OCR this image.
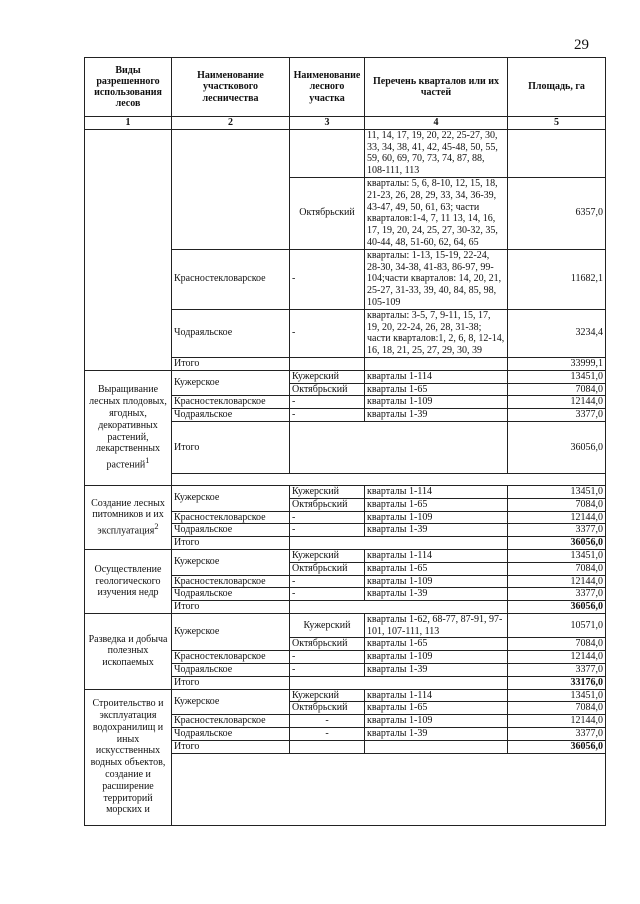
29
Виды разрешенного использования лесов	Наименование участкового лесничества	Наименование лесного участка	Перечень кварталов или их частей	Площадь, га
1	2	3	4	5
			11, 14, 17, 19, 20, 22, 25-27, 30, 33, 34, 38, 41, 42, 45-48, 50, 55, 59, 60, 69, 70, 73, 74, 87, 88, 108-111, 113	
		Октябрьский	кварталы: 5, 6, 8-10, 12, 15, 18, 21-23, 26, 28, 29, 33, 34, 36-39, 43-47, 49, 50, 61, 63; части кварталов:1-4, 7, 11 13, 14, 16, 17, 19, 20, 24, 25, 27, 30-32, 35, 40-44, 48, 51-60, 62, 64, 65	6357,0
	Красностекловарское	-	кварталы: 1-13, 15-19, 22-24, 28-30, 34-38, 41-83, 86-97, 99-104;части кварталов: 14, 20, 21, 25-27, 31-33, 39, 40, 84, 85, 98, 105-109	11682,1
	Чодраяльское	-	кварталы: 3-5, 7, 9-11, 15, 17, 19, 20, 22-24, 26, 28, 31-38; части кварталов:1, 2, 6, 8, 12-14, 16, 18, 21, 25, 27, 29, 30, 39	3234,4
	Итого			33999,1
Выращивание лесных плодовых, ягодных, декоративных растений, лекарственных растений$^1$	Кужерское	Кужерский	кварталы 1-114	13451,0
		Октябрьский	кварталы 1-65	7084,0
	Красностекловарское	-	кварталы 1-109	12144,0
	Чодраяльское	-	кварталы 1-39	3377,0
	Итого			36056,0

Создание лесных питомников и их эксплуатация$^2$	Кужерское	Кужерский	кварталы 1-114	13451,0
		Октябрьский	кварталы 1-65	7084,0
	Красностекловарское	-	кварталы 1-109	12144,0
	Чодраяльское	-	кварталы 1-39	3377,0
	Итого			36056,0
Осуществление геологического изучения недр	Кужерское	Кужерский	кварталы 1-114	13451,0
		Октябрьский	кварталы 1-65	7084,0
	Красностекловарское	-	кварталы 1-109	12144,0
	Чодраяльское	-	кварталы 1-39	3377,0
	Итого			36056,0
Разведка и добыча полезных ископаемых	Кужерское	Кужерский	кварталы 1-62, 68-77, 87-91, 97-101, 107-111, 113	10571,0
		Октябрьский	кварталы 1-65	7084,0
	Красностекловарское	-	кварталы 1-109	12144,0
	Чодраяльское	-	кварталы 1-39	3377,0
	Итого			33176,0
Строительство и эксплуатация водохранилищ и иных искусственных водных объектов, создание и расширение территорий морских и	Кужерское	Кужерский	кварталы 1-114	13451,0
		Октябрьский	кварталы 1-65	7084,0
	Красностекловарское	-	кварталы 1-109	12144,0
	Чодраяльское	-	кварталы 1-39	3377,0
	Итого			36056,0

• **EXERCISE DIRECTIONS**: Copy every line from the records above that contains the word "эксплуатация".

• **ANSWER IN FULL**:
Создание лесных питомников и их эксплуатация$^2$	Кужерское	Кужерский	кварталы 1-114	13451,0
Строительство и эксплуатация водохранилищ и иных искусственных водных объектов, создание и расширение территорий морских и	Кужерское	Кужерский	кварталы 1-114	13451,0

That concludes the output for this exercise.